## Source passage
The book discusses important questions beyond returns to schooling. It discusses racism in mortgage lending. It discusses gender bias in labor market earnings. It discusses increasing the federal minimum wage. It discusses the effect of guns on crime. It even discusses punting on fourth down. I hope the book points you to new questions and new data to answer existing questions.

The book does not recommend policies. The government economist and founding Director of the Congressional Budget Office, Alice Rivlin, argued that it is extremely important to provide policy makers with objective analysis. In a memo to staff she said the following.⁵

We are not to be advocates. As private citizens, we are entitled to our own views on the issues of the day, but as members of CBO, we are not to make recommendations, or characterize, even by implication, particular policy questions as good or bad, wise or unwise.

Economists in government, the private sector and the academy work on important policy questions. I believe that economists are most effective when they do not advocate for policy positions, but present objective analysis of the economics and the data. I hope that this book presents objective analysis of interesting policy questions and you have no idea whether I think particular policy positions are good or bad, wise or unwise.⁶

The Outline

The book’s twelve chapters are broken into three parts based on the main approach to identification. The first part presents methods that rely on the existence of an experiment. This part includes chapters covering ordinary least squares (OLS), instrumental variables (IV), randomized controlled trials (RCTs) and Manski bounds. The second part presents methods that rely on economic theory to identify parameters of interest. This is often referred to as a structural approach. These chapters discuss demand models and discrete estimators such as logits and probits, censored and selection models, non-parametric auction models and generalized method of moments (GMM). The third part presents methods that rely on the existence of repeated measurement in the data. These methods include difference in difference, fixed effects, synthetic controls and factor models.

Experiments

The first four chapters rely on experiments, broadly construed, to identify the causal effects of policies.

Chapter 1 introduces the work-horse algorithm of economics, ordinary least squares (OLS). This model is simple and quick to estimate and often produces reasonable results. The chapter illustrates how the model is able to disentangle the effects on the outcome of interest. OLS relies on strong assumptions. In particular, the model assumes that the policy variable of interest affects the outcome independently of any unobserved term.

Chapter 2 considers how additional observed characteristics improve our estimates. It shows when adding more control variables improves the estimation and when it produces garbage. The chapter discusses the problem of multicollinearity. It discusses an alternative to the standard approach based on the work of Judea Pearl. The chapter replicates the OLS model used in Card (1995) to estimate returns to schooling. The chapter uses a DAG and Pearl’s approach to help determine whether there exists evidence of systematic racism in mortgage lending.

Chapter 3 introduces the instrumental variables model. This model allows the independence assumption to be weakened. The model allows the policy variable to be affected by unobserved characteristics that also determine the outcome. The chapter presents IV estimates of returns to schooling by replicating Card (1995). DAGs are used to illustrate and test the assumptions. The Local Average Treatment Effect (LATE) is proposed as an estimator when the researcher is unwilling to assume the treatment effects each person identically.

## Task
Print the stretch of the book overview from "The book does" through "as good or bad, wise or unwise.", word for word.

## Items

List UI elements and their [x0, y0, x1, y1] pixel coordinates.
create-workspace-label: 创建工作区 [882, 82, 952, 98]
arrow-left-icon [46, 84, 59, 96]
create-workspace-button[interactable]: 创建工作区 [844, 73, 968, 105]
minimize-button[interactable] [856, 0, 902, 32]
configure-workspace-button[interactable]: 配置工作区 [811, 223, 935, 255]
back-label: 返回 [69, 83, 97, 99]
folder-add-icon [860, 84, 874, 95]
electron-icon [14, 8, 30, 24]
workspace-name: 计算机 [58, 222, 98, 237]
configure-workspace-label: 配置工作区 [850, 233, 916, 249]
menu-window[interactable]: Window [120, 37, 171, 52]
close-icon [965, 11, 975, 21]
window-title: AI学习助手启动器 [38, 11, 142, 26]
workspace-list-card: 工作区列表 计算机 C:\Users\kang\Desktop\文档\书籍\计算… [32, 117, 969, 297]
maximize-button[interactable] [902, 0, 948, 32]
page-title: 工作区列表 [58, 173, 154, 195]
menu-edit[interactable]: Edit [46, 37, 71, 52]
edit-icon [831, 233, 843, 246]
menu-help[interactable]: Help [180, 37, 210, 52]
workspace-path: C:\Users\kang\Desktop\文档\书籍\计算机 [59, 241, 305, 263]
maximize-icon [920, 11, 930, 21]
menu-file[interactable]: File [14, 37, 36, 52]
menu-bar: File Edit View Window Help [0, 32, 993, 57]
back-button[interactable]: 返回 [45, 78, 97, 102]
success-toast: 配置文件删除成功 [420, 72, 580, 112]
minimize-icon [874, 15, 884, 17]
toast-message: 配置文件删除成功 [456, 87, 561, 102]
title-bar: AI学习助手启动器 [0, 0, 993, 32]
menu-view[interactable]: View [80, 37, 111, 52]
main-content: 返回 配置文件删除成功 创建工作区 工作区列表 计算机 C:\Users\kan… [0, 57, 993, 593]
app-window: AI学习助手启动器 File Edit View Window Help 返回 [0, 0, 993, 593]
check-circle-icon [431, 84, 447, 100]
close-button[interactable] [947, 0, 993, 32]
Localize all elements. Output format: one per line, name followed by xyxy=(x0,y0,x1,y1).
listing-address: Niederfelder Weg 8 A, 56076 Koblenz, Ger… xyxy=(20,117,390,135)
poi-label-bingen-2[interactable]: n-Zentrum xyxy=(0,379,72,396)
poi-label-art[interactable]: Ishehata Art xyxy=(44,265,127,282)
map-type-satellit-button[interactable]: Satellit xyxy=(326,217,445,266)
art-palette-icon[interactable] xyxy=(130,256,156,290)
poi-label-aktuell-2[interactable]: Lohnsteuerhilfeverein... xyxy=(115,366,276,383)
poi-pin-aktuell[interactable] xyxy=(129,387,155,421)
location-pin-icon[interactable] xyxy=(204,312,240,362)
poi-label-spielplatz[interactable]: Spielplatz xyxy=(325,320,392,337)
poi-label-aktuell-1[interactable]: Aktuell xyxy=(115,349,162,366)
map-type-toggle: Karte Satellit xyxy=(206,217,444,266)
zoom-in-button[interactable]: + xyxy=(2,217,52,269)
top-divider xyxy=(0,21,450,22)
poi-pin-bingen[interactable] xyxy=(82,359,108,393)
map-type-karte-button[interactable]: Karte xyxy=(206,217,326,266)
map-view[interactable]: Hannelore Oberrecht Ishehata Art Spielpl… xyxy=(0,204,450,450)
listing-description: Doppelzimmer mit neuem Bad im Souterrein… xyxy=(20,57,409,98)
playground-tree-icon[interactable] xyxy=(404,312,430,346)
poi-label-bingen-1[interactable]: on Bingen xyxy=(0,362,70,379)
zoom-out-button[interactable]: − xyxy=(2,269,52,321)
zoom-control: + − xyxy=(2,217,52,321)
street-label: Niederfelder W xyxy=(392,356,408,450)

## The completed task
The book does not recommend policies. The government economist and founding Director of the Congressional Budget Office, Alice Rivlin, argued that it is extremely important to provide policy makers with objective analysis. In a memo to staff she said the following.⁵

We are not to be advocates. As private citizens, we are entitled to our own views on the issues of the day, but as members of CBO, we are not to make recommendations, or characterize, even by implication, particular policy questions as good or bad, wise or unwise.